# Goal
Collect each line holding the string "object".

Records from a data collection:
◇ ◇ ◇

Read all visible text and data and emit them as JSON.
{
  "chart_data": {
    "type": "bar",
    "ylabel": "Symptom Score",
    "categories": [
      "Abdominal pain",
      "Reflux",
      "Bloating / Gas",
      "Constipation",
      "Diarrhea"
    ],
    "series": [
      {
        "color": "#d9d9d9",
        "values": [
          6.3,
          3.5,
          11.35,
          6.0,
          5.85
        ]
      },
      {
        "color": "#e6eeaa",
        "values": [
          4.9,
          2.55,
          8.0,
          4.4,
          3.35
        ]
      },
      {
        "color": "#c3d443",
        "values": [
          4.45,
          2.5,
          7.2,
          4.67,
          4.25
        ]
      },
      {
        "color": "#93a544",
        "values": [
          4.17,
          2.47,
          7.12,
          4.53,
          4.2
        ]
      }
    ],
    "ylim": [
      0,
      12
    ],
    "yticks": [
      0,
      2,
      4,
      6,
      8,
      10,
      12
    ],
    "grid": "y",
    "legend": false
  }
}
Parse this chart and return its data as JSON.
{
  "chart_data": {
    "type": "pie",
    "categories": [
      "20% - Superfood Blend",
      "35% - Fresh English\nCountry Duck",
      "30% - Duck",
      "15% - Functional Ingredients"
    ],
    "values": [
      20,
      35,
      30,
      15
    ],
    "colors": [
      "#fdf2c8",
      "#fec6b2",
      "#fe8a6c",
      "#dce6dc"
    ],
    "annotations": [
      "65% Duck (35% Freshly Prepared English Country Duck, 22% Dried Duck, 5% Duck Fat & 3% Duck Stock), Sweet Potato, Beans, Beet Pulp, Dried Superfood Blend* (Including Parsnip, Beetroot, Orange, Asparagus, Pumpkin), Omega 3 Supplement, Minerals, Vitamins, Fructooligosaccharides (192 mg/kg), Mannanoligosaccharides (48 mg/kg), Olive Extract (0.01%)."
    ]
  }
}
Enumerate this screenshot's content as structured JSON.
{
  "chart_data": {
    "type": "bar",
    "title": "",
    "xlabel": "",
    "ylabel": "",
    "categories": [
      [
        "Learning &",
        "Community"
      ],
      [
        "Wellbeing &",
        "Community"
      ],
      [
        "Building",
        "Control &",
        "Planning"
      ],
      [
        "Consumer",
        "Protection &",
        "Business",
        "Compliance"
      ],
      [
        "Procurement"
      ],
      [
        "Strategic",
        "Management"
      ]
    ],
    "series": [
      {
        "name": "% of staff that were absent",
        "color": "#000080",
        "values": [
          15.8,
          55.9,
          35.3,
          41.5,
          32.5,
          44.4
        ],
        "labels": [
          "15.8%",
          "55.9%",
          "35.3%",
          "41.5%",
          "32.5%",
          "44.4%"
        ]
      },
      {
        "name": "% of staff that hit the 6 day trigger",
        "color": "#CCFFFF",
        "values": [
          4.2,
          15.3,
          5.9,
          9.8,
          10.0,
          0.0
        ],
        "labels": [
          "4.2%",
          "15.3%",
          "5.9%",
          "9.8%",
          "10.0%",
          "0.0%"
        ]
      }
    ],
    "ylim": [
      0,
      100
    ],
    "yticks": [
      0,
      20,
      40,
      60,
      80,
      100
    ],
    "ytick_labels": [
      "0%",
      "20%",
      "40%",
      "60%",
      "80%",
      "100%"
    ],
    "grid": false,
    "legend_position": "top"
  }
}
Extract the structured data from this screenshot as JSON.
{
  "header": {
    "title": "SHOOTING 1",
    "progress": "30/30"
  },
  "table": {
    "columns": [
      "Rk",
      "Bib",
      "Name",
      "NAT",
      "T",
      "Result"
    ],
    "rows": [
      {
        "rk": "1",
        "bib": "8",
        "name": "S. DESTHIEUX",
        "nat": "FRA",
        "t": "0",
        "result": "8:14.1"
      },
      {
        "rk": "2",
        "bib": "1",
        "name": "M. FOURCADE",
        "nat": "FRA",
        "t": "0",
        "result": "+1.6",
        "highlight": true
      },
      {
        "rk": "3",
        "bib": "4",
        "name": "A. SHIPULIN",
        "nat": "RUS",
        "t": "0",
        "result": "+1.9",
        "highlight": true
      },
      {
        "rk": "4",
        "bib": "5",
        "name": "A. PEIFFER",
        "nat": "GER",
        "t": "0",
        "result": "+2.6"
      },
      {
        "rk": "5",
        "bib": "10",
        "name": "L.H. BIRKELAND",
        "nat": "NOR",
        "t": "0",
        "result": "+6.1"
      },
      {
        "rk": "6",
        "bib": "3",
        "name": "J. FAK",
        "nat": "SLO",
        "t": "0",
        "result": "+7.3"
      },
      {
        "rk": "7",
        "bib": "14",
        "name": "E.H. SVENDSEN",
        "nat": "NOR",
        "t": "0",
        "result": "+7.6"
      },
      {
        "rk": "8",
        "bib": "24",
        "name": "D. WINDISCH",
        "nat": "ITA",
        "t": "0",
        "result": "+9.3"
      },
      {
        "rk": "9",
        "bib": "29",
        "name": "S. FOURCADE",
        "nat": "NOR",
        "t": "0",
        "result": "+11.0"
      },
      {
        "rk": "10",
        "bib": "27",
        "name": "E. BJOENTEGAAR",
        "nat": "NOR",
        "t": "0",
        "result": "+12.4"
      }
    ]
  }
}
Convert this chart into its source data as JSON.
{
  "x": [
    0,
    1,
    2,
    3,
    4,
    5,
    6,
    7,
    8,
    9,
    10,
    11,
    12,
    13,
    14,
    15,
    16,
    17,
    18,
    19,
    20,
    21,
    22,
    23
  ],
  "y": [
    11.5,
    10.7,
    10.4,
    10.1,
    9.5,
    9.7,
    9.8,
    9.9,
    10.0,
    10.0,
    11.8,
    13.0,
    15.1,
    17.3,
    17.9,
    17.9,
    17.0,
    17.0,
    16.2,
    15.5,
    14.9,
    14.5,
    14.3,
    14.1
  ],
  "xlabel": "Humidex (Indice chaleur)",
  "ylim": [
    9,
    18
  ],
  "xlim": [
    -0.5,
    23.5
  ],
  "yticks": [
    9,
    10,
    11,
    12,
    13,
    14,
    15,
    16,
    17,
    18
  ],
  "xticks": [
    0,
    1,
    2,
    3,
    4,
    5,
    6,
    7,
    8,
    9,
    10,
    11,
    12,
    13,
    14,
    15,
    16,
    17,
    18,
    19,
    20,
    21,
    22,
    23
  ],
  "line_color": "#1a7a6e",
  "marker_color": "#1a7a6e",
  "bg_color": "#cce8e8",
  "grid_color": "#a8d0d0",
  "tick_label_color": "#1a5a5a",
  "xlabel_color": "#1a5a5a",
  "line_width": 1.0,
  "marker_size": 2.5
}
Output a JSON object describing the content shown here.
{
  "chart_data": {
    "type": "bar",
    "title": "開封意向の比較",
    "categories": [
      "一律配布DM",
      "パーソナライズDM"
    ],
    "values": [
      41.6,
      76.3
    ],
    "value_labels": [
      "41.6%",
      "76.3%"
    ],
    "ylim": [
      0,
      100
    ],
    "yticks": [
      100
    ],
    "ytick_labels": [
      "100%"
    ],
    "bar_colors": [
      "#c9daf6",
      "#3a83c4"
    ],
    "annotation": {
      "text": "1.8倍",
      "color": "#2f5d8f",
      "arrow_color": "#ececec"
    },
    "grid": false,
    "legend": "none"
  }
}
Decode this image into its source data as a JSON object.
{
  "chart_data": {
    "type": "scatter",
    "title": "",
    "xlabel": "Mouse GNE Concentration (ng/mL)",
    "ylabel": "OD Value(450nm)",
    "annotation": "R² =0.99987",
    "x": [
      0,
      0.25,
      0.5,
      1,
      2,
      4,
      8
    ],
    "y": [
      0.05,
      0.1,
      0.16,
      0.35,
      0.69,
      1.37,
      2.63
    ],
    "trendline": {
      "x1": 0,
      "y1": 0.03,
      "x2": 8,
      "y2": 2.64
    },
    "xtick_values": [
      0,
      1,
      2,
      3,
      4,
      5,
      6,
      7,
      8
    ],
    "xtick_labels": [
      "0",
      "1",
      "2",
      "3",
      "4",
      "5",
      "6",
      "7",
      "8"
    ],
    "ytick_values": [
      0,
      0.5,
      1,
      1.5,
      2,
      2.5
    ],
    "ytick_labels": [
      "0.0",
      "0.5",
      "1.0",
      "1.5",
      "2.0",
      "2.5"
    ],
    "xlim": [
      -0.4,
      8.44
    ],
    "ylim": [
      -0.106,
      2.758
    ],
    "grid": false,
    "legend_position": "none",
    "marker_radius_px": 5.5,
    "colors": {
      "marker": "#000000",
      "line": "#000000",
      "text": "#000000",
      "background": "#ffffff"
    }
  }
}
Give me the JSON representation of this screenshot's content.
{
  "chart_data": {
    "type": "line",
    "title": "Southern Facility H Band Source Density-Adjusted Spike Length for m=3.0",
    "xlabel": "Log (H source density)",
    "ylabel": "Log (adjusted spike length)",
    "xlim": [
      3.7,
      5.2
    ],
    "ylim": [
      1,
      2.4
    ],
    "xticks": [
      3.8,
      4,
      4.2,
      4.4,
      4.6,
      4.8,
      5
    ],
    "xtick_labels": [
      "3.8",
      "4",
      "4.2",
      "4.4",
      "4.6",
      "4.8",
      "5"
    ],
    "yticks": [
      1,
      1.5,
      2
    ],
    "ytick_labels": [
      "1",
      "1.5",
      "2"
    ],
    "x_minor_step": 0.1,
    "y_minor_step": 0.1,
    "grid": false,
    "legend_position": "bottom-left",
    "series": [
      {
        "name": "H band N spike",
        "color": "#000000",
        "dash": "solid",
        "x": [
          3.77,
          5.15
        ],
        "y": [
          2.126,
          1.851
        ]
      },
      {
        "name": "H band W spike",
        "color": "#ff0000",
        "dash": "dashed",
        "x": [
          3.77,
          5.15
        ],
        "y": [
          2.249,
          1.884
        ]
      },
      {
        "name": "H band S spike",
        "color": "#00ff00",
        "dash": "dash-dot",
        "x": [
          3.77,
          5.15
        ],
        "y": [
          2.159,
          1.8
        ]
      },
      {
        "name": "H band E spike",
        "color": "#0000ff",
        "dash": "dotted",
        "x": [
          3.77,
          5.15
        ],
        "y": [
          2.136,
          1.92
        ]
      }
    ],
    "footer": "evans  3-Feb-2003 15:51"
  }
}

◇ ◇ ◇

# Finished task
Output a JSON object describing the content shown here.
Decode this image into its source data as a JSON object.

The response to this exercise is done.